### Records for processing
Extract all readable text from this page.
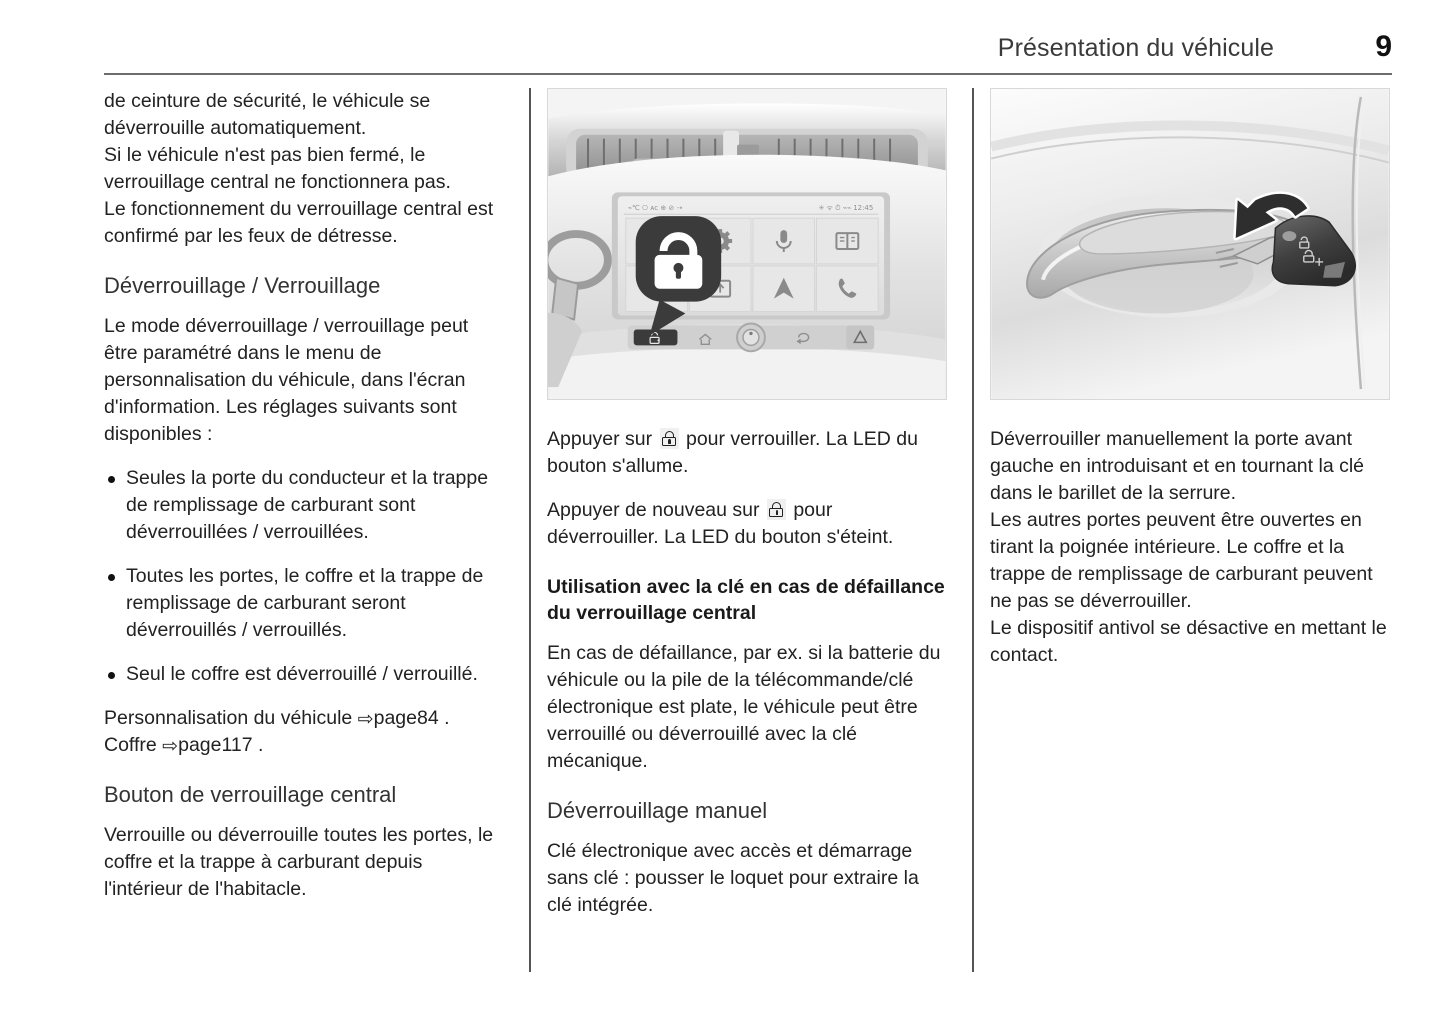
Présentation du véhicule	9

de ceinture de sécurité, le véhicule se déverrouille automatiquement.
Si le véhicule n'est pas bien fermé, le verrouillage central ne fonctionnera pas.
Le fonctionnement du verrouillage central est confirmé par les feux de détresse.

Déverrouillage / Verrouillage

Le mode déverrouillage / verrouillage peut être paramétré dans le menu de personnalisation du véhicule, dans l'écran d'information. Les réglages suivants sont disponibles :

Seules la porte du conducteur et la trappe de remplissage de carburant sont déverrouillées / verrouillées.
Toutes les portes, le coffre et la trappe de remplissage de carburant seront déverrouillés / verrouillés.
Seul le coffre est déverrouillé / verrouillé.

Personnalisation du véhicule ⇨page84 .

Coffre ⇨page117 .

Bouton de verrouillage central

Verrouille ou déverrouille toutes les portes, le coffre et la trappe à carburant depuis l'intérieur de l'habitacle.

⌁℃ ⎔ ᴀᴄ ⊕ ⊘ ⇢	✳ ᯤ ⏱ ⌁⌁ 12:45

Appuyer sur
pour verrouiller. La LED du bouton s'allume.

Appuyer de nouveau sur
pour déverrouiller. La LED du bouton s'éteint.

Utilisation avec la clé en cas de défaillance du verrouillage central

En cas de défaillance, par ex. si la batterie du véhicule ou la pile de la télécommande/clé électronique est plate, le véhicule peut être verrouillé ou déverrouillé avec la clé mécanique.

Déverrouillage manuel

Clé électronique avec accès et démarrage sans clé : pousser le loquet pour extraire la clé intégrée.

Déverrouiller manuellement la porte avant gauche en introduisant et en tournant la clé dans le barillet de la serrure.
Les autres portes peuvent être ouvertes en tirant la poignée intérieure. Le coffre et la trappe de remplissage de carburant peuvent ne pas se déverrouiller.
Le dispositif antivol se désactive en mettant le contact.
######
Leave out the pictures and transcribe the entries above exactly.

> [Solution to the problem]:
Extract all readable text from this page.
Présentation du véhicule	9

de ceinture de sécurité, le véhicule se déverrouille automatiquement.
Si le véhicule n'est pas bien fermé, le verrouillage central ne fonctionnera pas.
Le fonctionnement du verrouillage central est confirmé par les feux de détresse.

Déverrouillage / Verrouillage

Le mode déverrouillage / verrouillage peut être paramétré dans le menu de personnalisation du véhicule, dans l'écran d'information. Les réglages suivants sont disponibles :

Seules la porte du conducteur et la trappe de remplissage de carburant sont déverrouillées / verrouillées.
Toutes les portes, le coffre et la trappe de remplissage de carburant seront déverrouillés / verrouillés.
Seul le coffre est déverrouillé / verrouillé.

Personnalisation du véhicule ⇨page84 .

Coffre ⇨page117 .

Bouton de verrouillage central

Verrouille ou déverrouille toutes les portes, le coffre et la trappe à carburant depuis l'intérieur de l'habitacle.

⌁℃ ⎔ ᴀᴄ ⊕ ⊘ ⇢	✳ ᯤ ⏱ ⌁⌁ 12:45

Appuyer sur
pour verrouiller. La LED du bouton s'allume.

Appuyer de nouveau sur
pour déverrouiller. La LED du bouton s'éteint.

Utilisation avec la clé en cas de défaillance du verrouillage central

En cas de défaillance, par ex. si la batterie du véhicule ou la pile de la télécommande/clé électronique est plate, le véhicule peut être verrouillé ou déverrouillé avec la clé mécanique.

Déverrouillage manuel

Clé électronique avec accès et démarrage sans clé : pousser le loquet pour extraire la clé intégrée.

Déverrouiller manuellement la porte avant gauche en introduisant et en tournant la clé dans le barillet de la serrure.
Les autres portes peuvent être ouvertes en tirant la poignée intérieure. Le coffre et la trappe de remplissage de carburant peuvent ne pas se déverrouiller.
Le dispositif antivol se désactive en mettant le contact.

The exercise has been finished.